**GIVEN TASK**: For each line of the data below that holds "subtitle", copy the line.

(Raw records)
________________________

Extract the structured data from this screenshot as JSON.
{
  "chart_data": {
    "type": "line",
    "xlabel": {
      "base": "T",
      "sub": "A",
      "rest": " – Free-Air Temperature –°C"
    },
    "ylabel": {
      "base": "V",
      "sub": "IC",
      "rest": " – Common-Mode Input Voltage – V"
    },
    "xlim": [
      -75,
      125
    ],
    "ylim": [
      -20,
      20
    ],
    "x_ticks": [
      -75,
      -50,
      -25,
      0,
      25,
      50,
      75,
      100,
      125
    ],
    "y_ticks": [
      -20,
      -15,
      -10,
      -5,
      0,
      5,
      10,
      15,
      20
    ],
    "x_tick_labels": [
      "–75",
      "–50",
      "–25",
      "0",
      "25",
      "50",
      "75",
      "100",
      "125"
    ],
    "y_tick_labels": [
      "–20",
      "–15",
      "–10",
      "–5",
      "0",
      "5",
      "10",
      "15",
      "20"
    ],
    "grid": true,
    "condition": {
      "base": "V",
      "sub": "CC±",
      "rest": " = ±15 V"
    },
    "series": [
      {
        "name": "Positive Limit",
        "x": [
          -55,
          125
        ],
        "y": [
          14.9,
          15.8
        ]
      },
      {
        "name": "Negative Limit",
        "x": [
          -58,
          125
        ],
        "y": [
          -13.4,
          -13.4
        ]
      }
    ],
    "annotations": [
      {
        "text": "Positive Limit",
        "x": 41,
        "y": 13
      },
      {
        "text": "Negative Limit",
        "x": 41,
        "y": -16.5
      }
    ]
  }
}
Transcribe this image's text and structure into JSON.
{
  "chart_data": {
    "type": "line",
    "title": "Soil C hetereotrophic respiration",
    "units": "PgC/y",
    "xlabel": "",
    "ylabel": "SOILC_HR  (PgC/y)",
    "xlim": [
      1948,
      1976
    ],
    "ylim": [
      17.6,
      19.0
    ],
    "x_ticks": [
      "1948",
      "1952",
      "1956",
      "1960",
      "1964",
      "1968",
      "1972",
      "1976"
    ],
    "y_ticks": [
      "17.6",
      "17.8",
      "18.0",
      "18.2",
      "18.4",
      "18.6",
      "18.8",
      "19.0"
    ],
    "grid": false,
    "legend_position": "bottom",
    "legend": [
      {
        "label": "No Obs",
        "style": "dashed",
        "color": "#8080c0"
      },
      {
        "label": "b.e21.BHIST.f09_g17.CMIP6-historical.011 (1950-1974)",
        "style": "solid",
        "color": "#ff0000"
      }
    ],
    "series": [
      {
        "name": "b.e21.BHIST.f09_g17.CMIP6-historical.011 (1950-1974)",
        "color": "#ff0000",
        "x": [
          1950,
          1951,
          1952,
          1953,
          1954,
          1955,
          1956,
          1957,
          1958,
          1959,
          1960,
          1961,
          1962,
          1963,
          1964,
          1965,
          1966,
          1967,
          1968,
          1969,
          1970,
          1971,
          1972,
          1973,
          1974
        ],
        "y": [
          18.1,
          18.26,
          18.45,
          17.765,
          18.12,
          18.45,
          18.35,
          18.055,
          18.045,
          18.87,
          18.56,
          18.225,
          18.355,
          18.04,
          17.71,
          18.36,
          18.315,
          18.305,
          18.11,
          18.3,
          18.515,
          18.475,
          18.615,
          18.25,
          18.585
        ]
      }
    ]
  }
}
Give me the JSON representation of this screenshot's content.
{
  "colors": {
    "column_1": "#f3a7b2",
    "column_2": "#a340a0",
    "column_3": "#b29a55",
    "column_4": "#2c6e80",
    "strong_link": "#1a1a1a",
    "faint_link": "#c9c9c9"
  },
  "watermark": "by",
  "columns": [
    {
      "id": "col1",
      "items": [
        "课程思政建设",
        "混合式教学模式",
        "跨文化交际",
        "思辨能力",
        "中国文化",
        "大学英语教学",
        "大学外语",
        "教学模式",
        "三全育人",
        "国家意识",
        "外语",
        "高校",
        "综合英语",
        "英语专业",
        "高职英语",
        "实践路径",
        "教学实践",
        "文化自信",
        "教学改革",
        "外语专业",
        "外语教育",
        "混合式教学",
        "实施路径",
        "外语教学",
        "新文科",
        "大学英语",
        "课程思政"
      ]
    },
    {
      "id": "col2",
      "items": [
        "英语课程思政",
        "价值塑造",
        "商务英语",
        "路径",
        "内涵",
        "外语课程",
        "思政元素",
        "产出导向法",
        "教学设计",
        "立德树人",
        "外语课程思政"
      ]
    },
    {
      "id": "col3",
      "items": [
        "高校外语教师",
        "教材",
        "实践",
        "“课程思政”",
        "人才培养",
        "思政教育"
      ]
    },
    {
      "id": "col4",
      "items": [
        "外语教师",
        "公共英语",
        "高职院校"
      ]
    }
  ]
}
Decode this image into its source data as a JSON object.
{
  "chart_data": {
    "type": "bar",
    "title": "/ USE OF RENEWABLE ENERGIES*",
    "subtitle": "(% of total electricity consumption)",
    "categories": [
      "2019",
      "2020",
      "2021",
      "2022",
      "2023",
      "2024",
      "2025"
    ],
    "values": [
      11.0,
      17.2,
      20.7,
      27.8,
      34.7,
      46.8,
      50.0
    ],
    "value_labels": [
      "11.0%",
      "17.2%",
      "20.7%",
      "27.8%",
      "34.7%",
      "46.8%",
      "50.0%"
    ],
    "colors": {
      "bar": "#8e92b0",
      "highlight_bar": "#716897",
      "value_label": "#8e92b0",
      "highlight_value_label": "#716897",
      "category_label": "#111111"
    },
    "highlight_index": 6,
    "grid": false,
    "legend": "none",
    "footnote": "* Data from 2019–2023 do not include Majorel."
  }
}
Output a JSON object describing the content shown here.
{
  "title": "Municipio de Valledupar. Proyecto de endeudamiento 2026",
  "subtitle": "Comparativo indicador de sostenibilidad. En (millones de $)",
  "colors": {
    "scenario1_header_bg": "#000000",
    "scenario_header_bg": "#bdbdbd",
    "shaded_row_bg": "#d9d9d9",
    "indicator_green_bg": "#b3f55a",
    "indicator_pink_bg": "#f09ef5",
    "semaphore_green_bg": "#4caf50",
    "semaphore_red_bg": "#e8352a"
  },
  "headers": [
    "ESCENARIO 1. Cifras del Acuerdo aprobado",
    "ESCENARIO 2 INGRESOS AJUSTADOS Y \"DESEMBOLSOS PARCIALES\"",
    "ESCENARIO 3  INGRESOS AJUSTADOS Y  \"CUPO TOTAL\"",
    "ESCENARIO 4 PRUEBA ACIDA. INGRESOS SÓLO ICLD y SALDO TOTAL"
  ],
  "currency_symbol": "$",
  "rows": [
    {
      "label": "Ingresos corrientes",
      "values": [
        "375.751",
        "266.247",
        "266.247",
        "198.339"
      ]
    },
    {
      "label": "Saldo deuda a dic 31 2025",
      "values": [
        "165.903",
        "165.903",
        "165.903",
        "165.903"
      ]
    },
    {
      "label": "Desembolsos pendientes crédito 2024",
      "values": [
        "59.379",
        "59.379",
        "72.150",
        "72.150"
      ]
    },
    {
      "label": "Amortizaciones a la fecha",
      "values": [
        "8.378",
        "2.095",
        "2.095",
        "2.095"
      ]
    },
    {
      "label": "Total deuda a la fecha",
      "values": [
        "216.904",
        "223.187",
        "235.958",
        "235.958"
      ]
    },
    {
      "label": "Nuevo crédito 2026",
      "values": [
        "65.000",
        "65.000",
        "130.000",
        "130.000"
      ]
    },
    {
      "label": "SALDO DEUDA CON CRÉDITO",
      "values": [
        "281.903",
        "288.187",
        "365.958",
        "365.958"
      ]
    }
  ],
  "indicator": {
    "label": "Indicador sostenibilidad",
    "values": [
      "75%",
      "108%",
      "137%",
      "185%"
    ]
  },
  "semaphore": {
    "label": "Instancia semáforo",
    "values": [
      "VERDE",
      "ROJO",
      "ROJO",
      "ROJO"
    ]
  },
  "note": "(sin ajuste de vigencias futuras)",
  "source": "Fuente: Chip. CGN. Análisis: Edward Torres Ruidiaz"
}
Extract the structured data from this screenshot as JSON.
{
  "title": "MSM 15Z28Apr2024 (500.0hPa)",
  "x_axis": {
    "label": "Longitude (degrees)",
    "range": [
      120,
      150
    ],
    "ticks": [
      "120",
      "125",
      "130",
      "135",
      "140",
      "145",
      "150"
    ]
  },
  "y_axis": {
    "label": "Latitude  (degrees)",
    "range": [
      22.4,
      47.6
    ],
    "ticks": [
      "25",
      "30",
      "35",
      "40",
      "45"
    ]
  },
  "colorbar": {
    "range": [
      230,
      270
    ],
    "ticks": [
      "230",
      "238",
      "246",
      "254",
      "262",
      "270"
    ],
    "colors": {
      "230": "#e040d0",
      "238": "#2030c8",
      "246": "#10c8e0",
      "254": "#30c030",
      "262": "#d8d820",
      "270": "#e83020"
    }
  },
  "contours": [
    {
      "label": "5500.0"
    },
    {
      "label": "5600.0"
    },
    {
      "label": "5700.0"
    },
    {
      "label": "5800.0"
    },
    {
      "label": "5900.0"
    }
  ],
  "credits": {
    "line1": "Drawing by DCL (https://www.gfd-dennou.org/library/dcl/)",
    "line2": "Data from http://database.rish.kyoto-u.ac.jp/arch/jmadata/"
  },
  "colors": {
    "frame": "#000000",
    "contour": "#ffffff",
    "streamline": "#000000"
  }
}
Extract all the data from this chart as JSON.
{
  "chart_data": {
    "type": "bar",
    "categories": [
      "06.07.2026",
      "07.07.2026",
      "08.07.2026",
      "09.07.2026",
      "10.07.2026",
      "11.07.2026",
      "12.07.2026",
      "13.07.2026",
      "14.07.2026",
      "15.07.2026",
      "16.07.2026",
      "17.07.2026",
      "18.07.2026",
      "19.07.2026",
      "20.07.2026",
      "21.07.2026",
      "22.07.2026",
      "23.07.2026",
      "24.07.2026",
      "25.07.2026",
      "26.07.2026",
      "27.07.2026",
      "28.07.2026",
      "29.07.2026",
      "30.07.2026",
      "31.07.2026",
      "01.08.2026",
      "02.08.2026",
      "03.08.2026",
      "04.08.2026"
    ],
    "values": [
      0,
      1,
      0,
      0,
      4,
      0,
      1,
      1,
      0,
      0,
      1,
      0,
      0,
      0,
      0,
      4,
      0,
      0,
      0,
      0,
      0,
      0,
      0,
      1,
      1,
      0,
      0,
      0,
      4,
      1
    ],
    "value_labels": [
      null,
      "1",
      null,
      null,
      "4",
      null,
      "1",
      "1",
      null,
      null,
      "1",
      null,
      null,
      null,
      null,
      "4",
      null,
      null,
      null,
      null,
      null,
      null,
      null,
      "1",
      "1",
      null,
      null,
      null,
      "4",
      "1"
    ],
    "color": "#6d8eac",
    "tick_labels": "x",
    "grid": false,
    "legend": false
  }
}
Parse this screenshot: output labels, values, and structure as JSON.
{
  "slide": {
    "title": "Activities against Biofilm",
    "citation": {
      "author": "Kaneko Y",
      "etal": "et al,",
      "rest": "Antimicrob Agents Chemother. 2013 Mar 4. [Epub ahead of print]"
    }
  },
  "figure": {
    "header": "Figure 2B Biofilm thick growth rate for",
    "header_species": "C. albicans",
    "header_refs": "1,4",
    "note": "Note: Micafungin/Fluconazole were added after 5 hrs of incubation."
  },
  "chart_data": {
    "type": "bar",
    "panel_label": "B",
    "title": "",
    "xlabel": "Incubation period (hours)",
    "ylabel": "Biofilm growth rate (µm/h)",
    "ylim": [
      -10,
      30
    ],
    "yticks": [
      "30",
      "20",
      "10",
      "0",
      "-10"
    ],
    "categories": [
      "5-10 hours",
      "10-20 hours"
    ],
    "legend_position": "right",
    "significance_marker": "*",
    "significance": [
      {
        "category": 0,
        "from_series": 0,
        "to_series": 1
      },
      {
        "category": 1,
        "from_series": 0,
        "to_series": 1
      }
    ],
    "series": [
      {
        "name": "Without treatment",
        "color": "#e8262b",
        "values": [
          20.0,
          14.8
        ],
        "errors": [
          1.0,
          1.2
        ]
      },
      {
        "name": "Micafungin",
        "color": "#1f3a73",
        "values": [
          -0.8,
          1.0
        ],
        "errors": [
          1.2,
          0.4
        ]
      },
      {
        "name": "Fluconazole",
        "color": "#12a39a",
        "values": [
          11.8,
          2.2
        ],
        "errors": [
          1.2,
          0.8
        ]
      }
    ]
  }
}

________________________

**THE SOLUTION**:
    "subtitle": "(% of total electricity consumption)",
  "subtitle": "Comparativo indicador de sostenibilidad. En (millones de $)",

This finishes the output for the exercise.